#### SOURCE TEXT
^^^^
The rumours were true. After weeks of speculation, conspiracy theories and breadcrumb-following dominating Metal Twitter, Iron Maiden have officially unleashed their first piece of brand new music in six years: The Writing On The Wall. Many had already put two and two (or should that be 222, 222 and 222?) together, working out that the sneaky messages hidden in tour art and all the Belshazzar’s Feast shenanigans were pointing to something much grander than another video game update or, you know, a 289th live album.
Still, it doesn’t get much bigger than this, and Maiden have decided to pull out all the stops for their new single, accompanying it with a blockbuster, retinal-searing animated video featuring a ton of colourful characters, buckets of symbolism and, most excitingly of all, a brand new Eddie.
The song itself – a composition by Adrian Smith and Bruce Dickinson – is a big departure from the majority of Maiden’s post-2000 lead singles (if, indeed, that’s what it is – news on a full-length album remains MIA). Starting off as an acoustic jaunt that morphs into a mid-paced, stomping, outlaw rocker, it forgoes the urgent heavy metal attack of a Wicker Man or clanging, galloping gung ho-isms of a Speed Of Light or Wildest Dreams. The Writing On The Wall is altogether less frenetic, sounding more campfire-country-ballad-on-steroids than full-tilt, horsebacked charge to the gates. It’s a different vibe for Maiden, and it totally works.
^^^^
#### DATA EXTRACT
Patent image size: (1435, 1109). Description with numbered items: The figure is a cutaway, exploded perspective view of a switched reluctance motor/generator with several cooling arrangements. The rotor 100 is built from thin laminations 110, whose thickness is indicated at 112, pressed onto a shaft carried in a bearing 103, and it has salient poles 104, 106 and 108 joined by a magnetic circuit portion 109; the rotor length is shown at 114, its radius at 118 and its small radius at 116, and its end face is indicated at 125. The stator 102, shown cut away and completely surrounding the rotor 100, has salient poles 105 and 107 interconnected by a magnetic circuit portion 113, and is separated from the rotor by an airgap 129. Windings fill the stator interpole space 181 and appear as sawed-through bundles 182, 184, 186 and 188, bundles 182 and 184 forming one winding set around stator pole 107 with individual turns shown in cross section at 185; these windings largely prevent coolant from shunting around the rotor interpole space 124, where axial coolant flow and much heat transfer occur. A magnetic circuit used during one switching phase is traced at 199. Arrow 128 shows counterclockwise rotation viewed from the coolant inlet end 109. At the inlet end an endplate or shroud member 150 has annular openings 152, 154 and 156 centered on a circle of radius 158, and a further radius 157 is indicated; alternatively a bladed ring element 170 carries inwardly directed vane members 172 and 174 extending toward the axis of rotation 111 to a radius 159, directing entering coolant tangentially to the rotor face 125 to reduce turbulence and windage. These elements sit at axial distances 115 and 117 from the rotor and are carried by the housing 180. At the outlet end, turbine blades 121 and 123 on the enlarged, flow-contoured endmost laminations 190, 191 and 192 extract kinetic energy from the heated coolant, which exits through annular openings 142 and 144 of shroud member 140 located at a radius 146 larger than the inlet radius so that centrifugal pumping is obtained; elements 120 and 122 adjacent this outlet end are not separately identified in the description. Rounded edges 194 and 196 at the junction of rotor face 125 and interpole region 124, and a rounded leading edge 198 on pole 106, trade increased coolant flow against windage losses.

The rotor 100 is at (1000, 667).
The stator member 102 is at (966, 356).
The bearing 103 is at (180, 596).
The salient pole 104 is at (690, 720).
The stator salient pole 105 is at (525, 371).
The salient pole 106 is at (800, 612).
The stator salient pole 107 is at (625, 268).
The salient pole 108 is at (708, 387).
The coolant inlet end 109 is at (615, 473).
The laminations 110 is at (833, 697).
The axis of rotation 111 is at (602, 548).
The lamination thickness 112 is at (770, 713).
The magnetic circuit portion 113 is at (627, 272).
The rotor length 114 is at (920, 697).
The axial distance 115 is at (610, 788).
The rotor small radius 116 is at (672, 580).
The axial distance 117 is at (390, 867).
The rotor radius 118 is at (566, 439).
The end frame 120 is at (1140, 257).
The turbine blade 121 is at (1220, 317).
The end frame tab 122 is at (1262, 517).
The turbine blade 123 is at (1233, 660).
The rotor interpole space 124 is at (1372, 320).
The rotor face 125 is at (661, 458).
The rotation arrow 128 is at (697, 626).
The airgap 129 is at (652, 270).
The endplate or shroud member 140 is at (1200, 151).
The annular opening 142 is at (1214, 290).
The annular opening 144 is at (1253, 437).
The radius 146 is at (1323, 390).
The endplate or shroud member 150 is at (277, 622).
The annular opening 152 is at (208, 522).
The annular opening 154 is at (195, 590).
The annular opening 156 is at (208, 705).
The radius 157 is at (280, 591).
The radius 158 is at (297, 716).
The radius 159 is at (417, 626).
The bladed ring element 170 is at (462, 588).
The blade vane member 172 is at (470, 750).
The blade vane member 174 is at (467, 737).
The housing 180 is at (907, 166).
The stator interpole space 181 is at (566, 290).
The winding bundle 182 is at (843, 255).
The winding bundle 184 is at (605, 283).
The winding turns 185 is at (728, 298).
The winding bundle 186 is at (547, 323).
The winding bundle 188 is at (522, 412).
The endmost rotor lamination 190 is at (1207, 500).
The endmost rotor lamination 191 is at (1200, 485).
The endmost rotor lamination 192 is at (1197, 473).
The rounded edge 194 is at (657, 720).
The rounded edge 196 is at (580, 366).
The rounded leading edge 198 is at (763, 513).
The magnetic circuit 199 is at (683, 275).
^^^^
Using the Iron Maiden single article, answer:
1. How many years separate The Writing On The Wall from the band's previous piece of brand new music?
2. What does the accompanying animated video feature "most excitingly of all"?
3. Who composed the song?

#### ANSWER TO THIS TASK
1. Six years.
2. A brand new Eddie.
3. Adrian Smith and Bruce Dickinson.